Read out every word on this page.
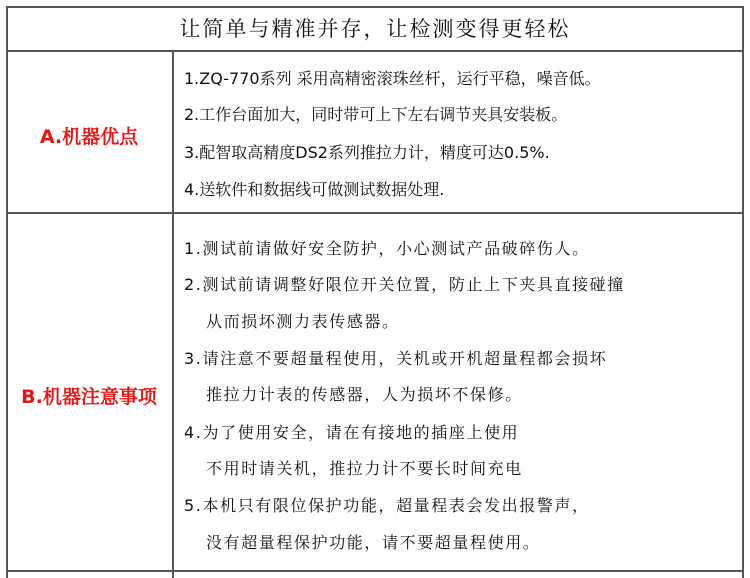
让简单与精准并存，让检测变得更轻松
A.机器优点
1.ZQ-770系列 采用高精密滚珠丝杆，运行平稳，噪音低。
2.工作台面加大，同时带可上下左右调节夹具安装板。
3.配智取高精度DS2系列推拉力计，精度可达0.5%.
4.送软件和数据线可做测试数据处理.
B.机器注意事项
1.测试前请做好安全防护，小心测试产品破碎伤人。
2.测试前请调整好限位开关位置，防止上下夹具直接碰撞
从而损坏测力表传感器。
3.请注意不要超量程使用，关机或开机超量程都会损坏
推拉力计表的传感器，人为损坏不保修。
4.为了使用安全，请在有接地的插座上使用
不用时请关机，推拉力计不要长时间充电
5.本机只有限位保护功能，超量程表会发出报警声，
没有超量程保护功能，请不要超量程使用。
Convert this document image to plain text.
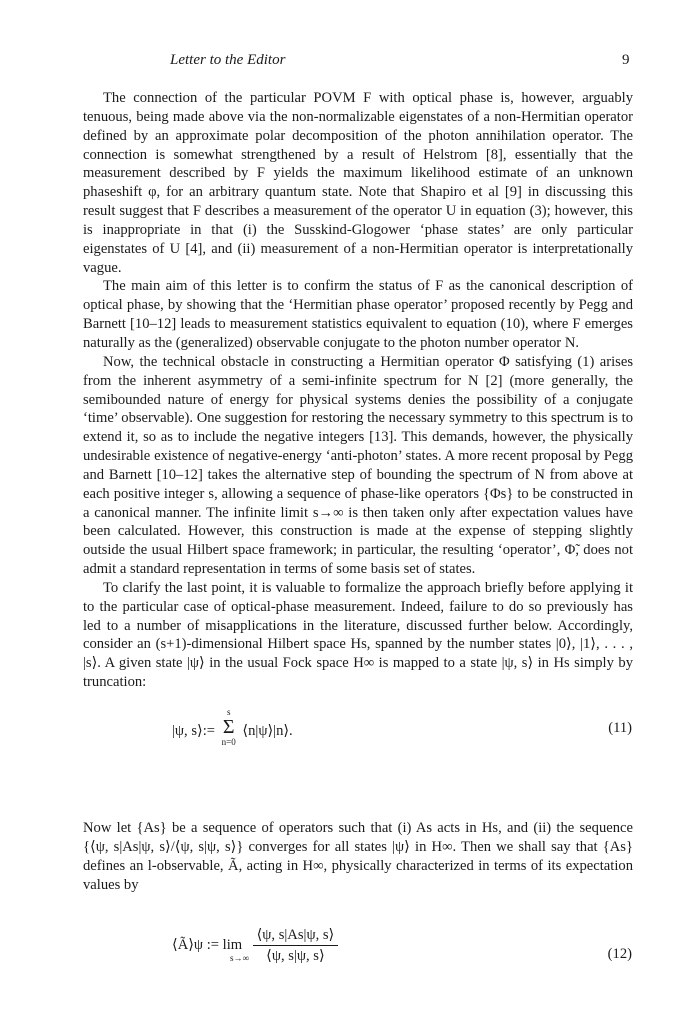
Letter to the Editor	9

The connection of the particular POVM F with optical phase is, however, arguably tenuous, being made above via the non-normalizable eigenstates of a non-Hermitian operator defined by an approximate polar decomposition of the photon annihilation operator. The connection is somewhat strengthened by a result of Helstrom [8], essentially that the measurement described by F yields the maximum likelihood estimate of an unknown phaseshift φ, for an arbitrary quantum state. Note that Shapiro et al [9] in discussing this result suggest that F describes a measurement of the operator U in equation (3); however, this is inappropriate in that (i) the Susskind-Glogower ‘phase states’ are only particular eigenstates of U [4], and (ii) measurement of a non-Hermitian operator is interpretationally vague.

The main aim of this letter is to confirm the status of F as the canonical description of optical phase, by showing that the ‘Hermitian phase operator’ proposed recently by Pegg and Barnett [10–12] leads to measurement statistics equivalent to equation (10), where F emerges naturally as the (generalized) observable conjugate to the photon number operator N.

Now, the technical obstacle in constructing a Hermitian operator Φ satisfying (1) arises from the inherent asymmetry of a semi-infinite spectrum for N [2] (more generally, the semibounded nature of energy for physical systems denies the possibility of a conjugate ‘time’ observable). One suggestion for restoring the necessary symmetry to this spectrum is to extend it, so as to include the negative integers [13]. This demands, however, the physically undesirable existence of negative-energy ‘anti-photon’ states. A more recent proposal by Pegg and Barnett [10–12] takes the alternative step of bounding the spectrum of N from above at each positive integer s, allowing a sequence of phase-like operators {Φs} to be constructed in a canonical manner. The infinite limit s→∞ is then taken only after expectation values have been calculated. However, this construction is made at the expense of stepping slightly outside the usual Hilbert space framework; in particular, the resulting ‘operator’, Φ̃, does not admit a standard representation in terms of some basis set of states.

To clarify the last point, it is valuable to formalize the approach briefly before applying it to the particular case of optical-phase measurement. Indeed, failure to do so previously has led to a number of misapplications in the literature, discussed further below. Accordingly, consider an (s+1)-dimensional Hilbert space Hs, spanned by the number states |0⟩, |1⟩, . . . , |s⟩. A given state |ψ⟩ in the usual Fock space H∞ is mapped to a state |ψ, s⟩ in Hs simply by truncation:

|ψ, s⟩:=
s
Σ
n=0
⟨n|ψ⟩|n⟩.	(11)

Now let {As} be a sequence of operators such that (i) As acts in Hs, and (ii) the sequence {⟨ψ, s|As|ψ, s⟩/⟨ψ, s|ψ, s⟩} converges for all states |ψ⟩ in H∞. Then we shall say that {As} defines an l-observable, Ã, acting in H∞, physically characterized in terms of its expectation values by

⟨Ã⟩ψ := lim
s→∞
$\frac{⟨\psi, s|As|\psi, s⟩}{⟨\psi, s|\psi, s⟩}$	(12)
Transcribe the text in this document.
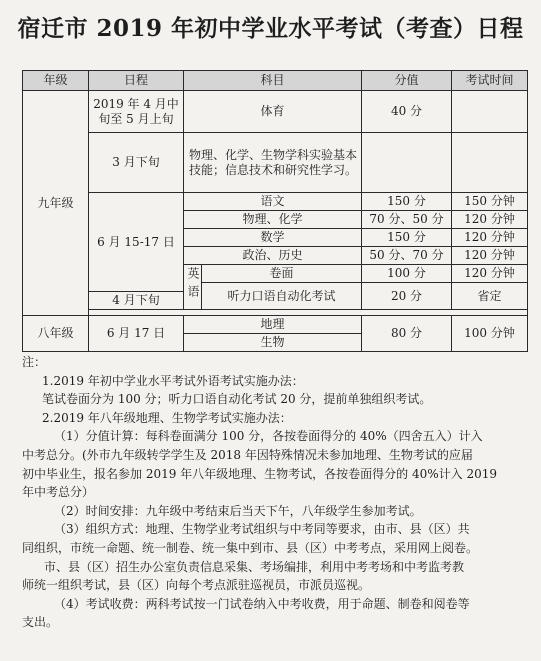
宿迁市 2019 年初中学业水平考试（考查）日程
年级	日程	科目		分值	考试时间
九年级	2019 年 4 月中旬至 5 月上旬	体育		40 分	
	3 月下旬	物理、化学、生物学科实验基本技能；信息技术和研究性学习。			
	6 月 15-17 日	语文		150 分	150 分钟
		物理、化学		70 分、50 分	120 分钟
		数学		150 分	120 分钟
		政治、历史		50 分、70 分	120 分钟
		英语	卷面	100 分	120 分钟
			听力口语自动化考试	20 分	省定
	4 月下旬				

八年级	6 月 17 日	地理		80 分	100 分钟
		生物			

注：

1.2019 年初中学业水平考试外语考试实施办法：

笔试卷面分为 100 分；听力口语自动化考试 20 分，提前单独组织考试。

2.2019 年八年级地理、生物学考试实施办法：

（1）分值计算：每科卷面满分 100 分，各按卷面得分的 40%（四舍五入）计入

中考总分。(外市九年级转学学生及 2018 年因特殊情况未参加地理、生物考试的应届

初中毕业生，报名参加 2019 年八年级地理、生物考试，各按卷面得分的 40%计入 2019

年中考总分）

（2）时间安排：九年级中考结束后当天下午，八年级学生参加考试。

（3）组织方式：地理、生物学业考试组织与中考同等要求，由市、县（区）共

同组织，市统一命题、统一制卷、统一集中到市、县（区）中考考点，采用网上阅卷。

市、县（区）招生办公室负责信息采集、考场编排，利用中考考场和中考监考教

师统一组织考试，县（区）向每个考点派驻巡视员，市派员巡视。

（4）考试收费：两科考试按一门试卷纳入中考收费，用于命题、制卷和阅卷等

支出。
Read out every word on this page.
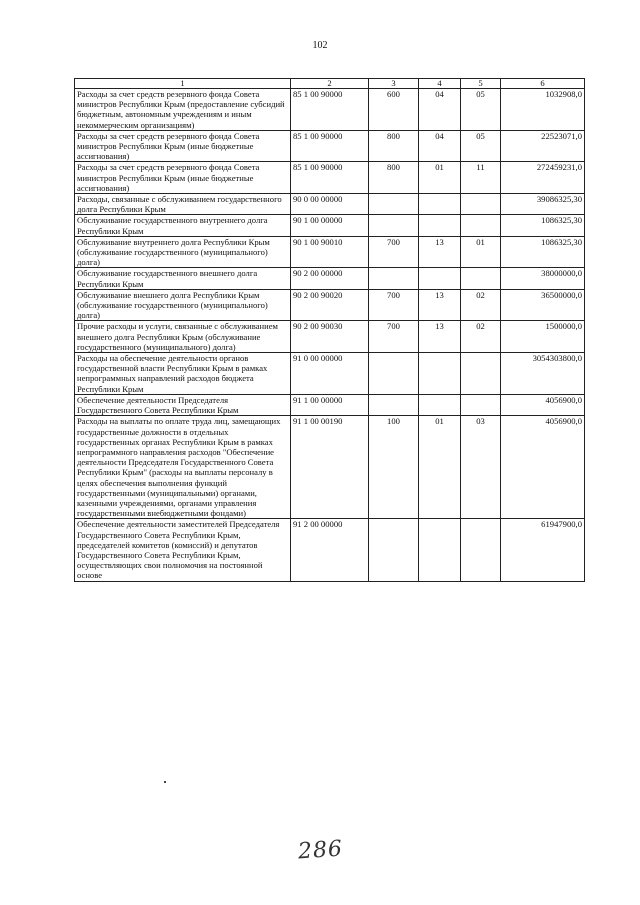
102
1	2	3	4	5	6
Расходы за счет средств резервного фонда Совета министров Республики Крым (предоставление субсидий бюджетным, автономным учреждениям и иным некоммерческим организациям)	85 1 00 90000	600	04	05	1032908,0
Расходы за счет средств резервного фонда Совета министров Республики Крым (иные бюджетные ассигнования)	85 1 00 90000	800	04	05	22523071,0
Расходы за счет средств резервного фонда Совета министров Республики Крым (иные бюджетные ассигнования)	85 1 00 90000	800	01	11	272459231,0
Расходы, связанные с обслуживанием государственного долга Республики Крым	90 0 00 00000				39086325,30
Обслуживание государственного внутреннего долга Республики Крым	90 1 00 00000				1086325,30
Обслуживание внутреннего долга Республики Крым (обслуживание государственного (муниципального) долга)	90 1 00 90010	700	13	01	1086325,30
Обслуживание государственного внешнего долга Республики Крым	90 2 00 00000				38000000,0
Обслуживание внешнего долга Республики Крым (обслуживание государственного (муниципального) долга)	90 2 00 90020	700	13	02	36500000,0
Прочие расходы и услуги, связанные с обслуживанием внешнего долга Республики Крым (обслуживание государственного (муниципального) долга)	90 2 00 90030	700	13	02	1500000,0
Расходы на обеспечение деятельности органов государственной власти Республики Крым в рамках непрограммных направлений расходов бюджета Республики Крым	91 0 00 00000				3054303800,0
Обеспечение деятельности Председателя Государственного Совета Республики Крым	91 1 00 00000				4056900,0
Расходы на выплаты по оплате труда лиц, замещающих государственные должности в отдельных государственных органах Республики Крым в рамках непрограммного направления расходов "Обеспечение деятельности Председателя Государственного Совета Республики Крым" (расходы на выплаты персоналу в целях обеспечения выполнения функций государственными (муниципальными) органами, казенными учреждениями, органами управления государственными внебюджетными фондами)	91 1 00 00190	100	01	03	4056900,0
Обеспечение деятельности заместителей Председателя Государственного Совета Республики Крым, председателей комитетов (комиссий) и депутатов Государственного Совета Республики Крым, осуществляющих свои полномочия на постоянной основе	91 2 00 00000				61947900,0
286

**Instruction:**
Show the lines of the records that include the string "physically".

**The completed task:**
Now, the technical obstacle in constructing a Hermitian operator Φ satisfying (1) arises from the inherent asymmetry of a semi-infinite spectrum for N [2] (more generally, the semibounded nature of energy for physical systems denies the possibility of a conjugate ‘time’ observable). One suggestion for restoring the necessary symmetry to this spectrum is to extend it, so as to include the negative integers [13]. This demands, however, the physically undesirable existence of negative-energy ‘anti-photon’ states. A more recent proposal by Pegg and Barnett [10–12] takes the alternative step of bounding the spectrum of N from above at each positive integer s, allowing a sequence of phase-like operators {Φs} to be constructed in a canonical manner. The infinite limit s→∞ is then taken only after expectation values have been calculated. However, this construction is made at the expense of stepping slightly outside the usual Hilbert space framework; in particular, the resulting ‘operator’, Φ̃, does not admit a standard representation in terms of some basis set of states.
Now let {As} be a sequence of operators such that (i) As acts in Hs, and (ii) the sequence {⟨ψ, s|As|ψ, s⟩/⟨ψ, s|ψ, s⟩} converges for all states |ψ⟩ in H∞. Then we shall say that {As} defines an l-observable, Ã, acting in H∞, physically characterized in terms of its expectation values by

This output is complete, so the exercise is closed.